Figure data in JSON
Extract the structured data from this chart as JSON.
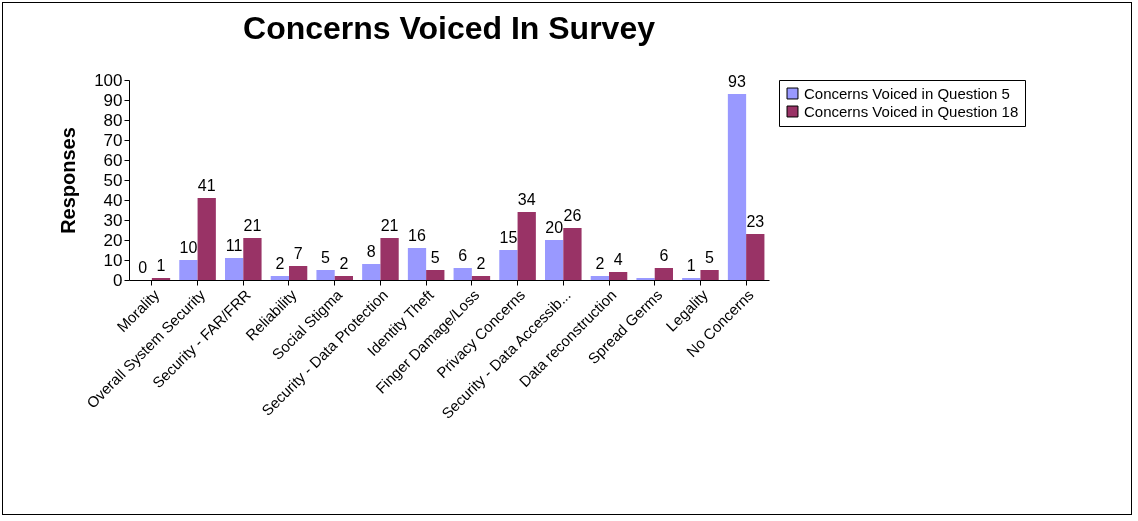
{
  "chart_data": {
    "type": "bar",
    "title": "Concerns Voiced In Survey",
    "ylabel": "Responses",
    "categories": [
      "Morality",
      "Overall System Security",
      "Security - FAR/FRR",
      "Reliability",
      "Social Stigma",
      "Security - Data Protection",
      "Identity Theft",
      "Finger Damage/Loss",
      "Privacy Concerns",
      "Security - Data Accessib...",
      "Data reconstruction",
      "Spread Germs",
      "Legality",
      "No Concerns"
    ],
    "series": [
      {
        "name": "Concerns Voiced in Question 5",
        "color": "#9999ff",
        "values": [
          0,
          10,
          11,
          2,
          5,
          8,
          16,
          6,
          15,
          20,
          2,
          1,
          1,
          93
        ],
        "value_labels": [
          "0",
          "10",
          "11",
          "2",
          "5",
          "8",
          "16",
          "6",
          "15",
          "20",
          "2",
          null,
          "1",
          "93"
        ]
      },
      {
        "name": "Concerns Voiced in Question 18",
        "color": "#993366",
        "values": [
          1,
          41,
          21,
          7,
          2,
          21,
          5,
          2,
          34,
          26,
          4,
          6,
          5,
          23
        ],
        "value_labels": [
          "1",
          "41",
          "21",
          "7",
          "2",
          "21",
          "5",
          "2",
          "34",
          "26",
          "4",
          "6",
          "5",
          "23"
        ]
      }
    ],
    "ylim": [
      0,
      100
    ],
    "yticks": [
      0,
      10,
      20,
      30,
      40,
      50,
      60,
      70,
      80,
      90,
      100
    ],
    "grid": false,
    "legend": "right"
  }
}
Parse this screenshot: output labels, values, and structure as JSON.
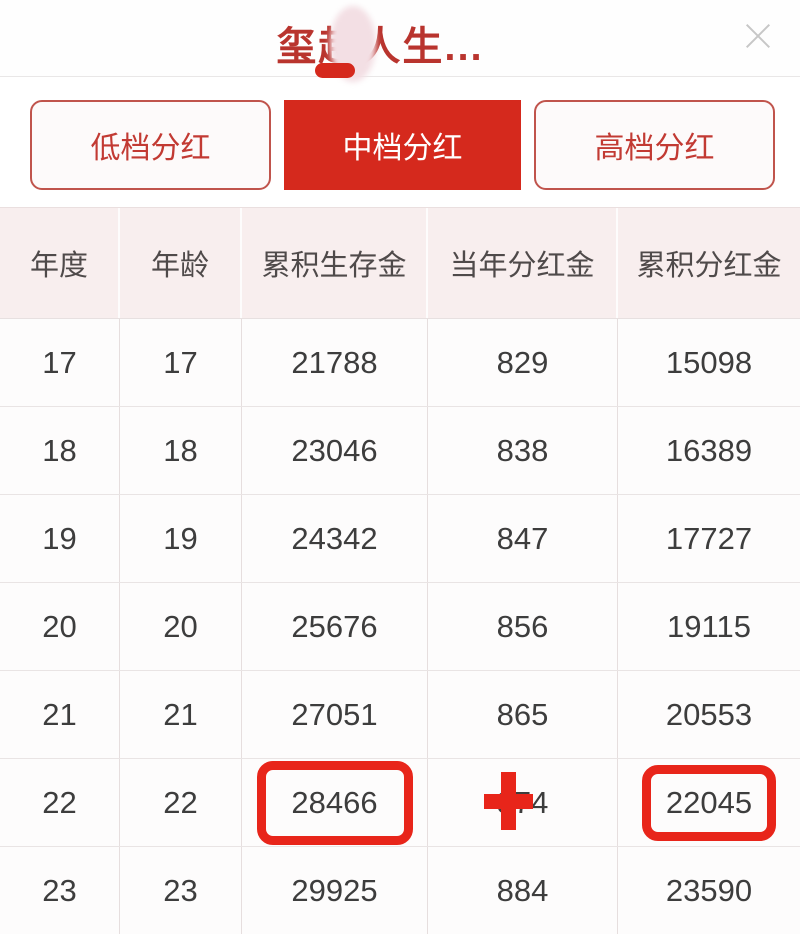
{
  "window": {
    "title": "玺越人生...",
    "close_icon": "close-x"
  },
  "tabs": [
    {
      "label": "低档分红",
      "selected": false
    },
    {
      "label": "中档分红",
      "selected": true
    },
    {
      "label": "高档分红",
      "selected": false
    }
  ],
  "table": {
    "headers": [
      "年度",
      "年龄",
      "累积生存金",
      "当年分红金",
      "累积分红金"
    ],
    "rows": [
      [
        "17",
        "17",
        "21788",
        "829",
        "15098"
      ],
      [
        "18",
        "18",
        "23046",
        "838",
        "16389"
      ],
      [
        "19",
        "19",
        "24342",
        "847",
        "17727"
      ],
      [
        "20",
        "20",
        "25676",
        "856",
        "19115"
      ],
      [
        "21",
        "21",
        "27051",
        "865",
        "20553"
      ],
      [
        "22",
        "22",
        "28466",
        "874",
        "22045"
      ],
      [
        "23",
        "23",
        "29925",
        "884",
        "23590"
      ]
    ],
    "annotations": {
      "circled": [
        {
          "row_index": 5,
          "col_index": 2,
          "value": "28466"
        },
        {
          "row_index": 5,
          "col_index": 4,
          "value": "22045"
        }
      ],
      "plus_marker": {
        "row_index": 5,
        "col_index": 3,
        "value": "874"
      }
    }
  },
  "colors": {
    "brand_red": "#d5291d",
    "title_red": "#b9342e",
    "annotation_red": "#e8251a",
    "header_bg": "#f8eeee"
  }
}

-- Requirement --
Exclude the images, then output the data above word for word.

-- Expected answer --
Extract the structured data from this chart as JSON.
{
  "chart_data": {
    "type": "bar",
    "title": "Concerns Voiced In Survey",
    "ylabel": "Responses",
    "categories": [
      "Morality",
      "Overall System Security",
      "Security - FAR/FRR",
      "Reliability",
      "Social Stigma",
      "Security - Data Protection",
      "Identity Theft",
      "Finger Damage/Loss",
      "Privacy Concerns",
      "Security - Data Accessib...",
      "Data reconstruction",
      "Spread Germs",
      "Legality",
      "No Concerns"
    ],
    "series": [
      {
        "name": "Concerns Voiced in Question 5",
        "color": "#9999ff",
        "values": [
          0,
          10,
          11,
          2,
          5,
          8,
          16,
          6,
          15,
          20,
          2,
          1,
          1,
          93
        ],
        "value_labels": [
          "0",
          "10",
          "11",
          "2",
          "5",
          "8",
          "16",
          "6",
          "15",
          "20",
          "2",
          null,
          "1",
          "93"
        ]
      },
      {
        "name": "Concerns Voiced in Question 18",
        "color": "#993366",
        "values": [
          1,
          41,
          21,
          7,
          2,
          21,
          5,
          2,
          34,
          26,
          4,
          6,
          5,
          23
        ],
        "value_labels": [
          "1",
          "41",
          "21",
          "7",
          "2",
          "21",
          "5",
          "2",
          "34",
          "26",
          "4",
          "6",
          "5",
          "23"
        ]
      }
    ],
    "ylim": [
      0,
      100
    ],
    "yticks": [
      0,
      10,
      20,
      30,
      40,
      50,
      60,
      70,
      80,
      90,
      100
    ],
    "grid": false,
    "legend": "right"
  }
}
Parse this screenshot: output labels, values, and structure as JSON.
{
  "window": {
    "title": "玺越人生...",
    "close_icon": "close-x"
  },
  "tabs": [
    {
      "label": "低档分红",
      "selected": false
    },
    {
      "label": "中档分红",
      "selected": true
    },
    {
      "label": "高档分红",
      "selected": false
    }
  ],
  "table": {
    "headers": [
      "年度",
      "年龄",
      "累积生存金",
      "当年分红金",
      "累积分红金"
    ],
    "rows": [
      [
        "17",
        "17",
        "21788",
        "829",
        "15098"
      ],
      [
        "18",
        "18",
        "23046",
        "838",
        "16389"
      ],
      [
        "19",
        "19",
        "24342",
        "847",
        "17727"
      ],
      [
        "20",
        "20",
        "25676",
        "856",
        "19115"
      ],
      [
        "21",
        "21",
        "27051",
        "865",
        "20553"
      ],
      [
        "22",
        "22",
        "28466",
        "874",
        "22045"
      ],
      [
        "23",
        "23",
        "29925",
        "884",
        "23590"
      ]
    ],
    "annotations": {
      "circled": [
        {
          "row_index": 5,
          "col_index": 2,
          "value": "28466"
        },
        {
          "row_index": 5,
          "col_index": 4,
          "value": "22045"
        }
      ],
      "plus_marker": {
        "row_index": 5,
        "col_index": 3,
        "value": "874"
      }
    }
  },
  "colors": {
    "brand_red": "#d5291d",
    "title_red": "#b9342e",
    "annotation_red": "#e8251a",
    "header_bg": "#f8eeee"
  }
}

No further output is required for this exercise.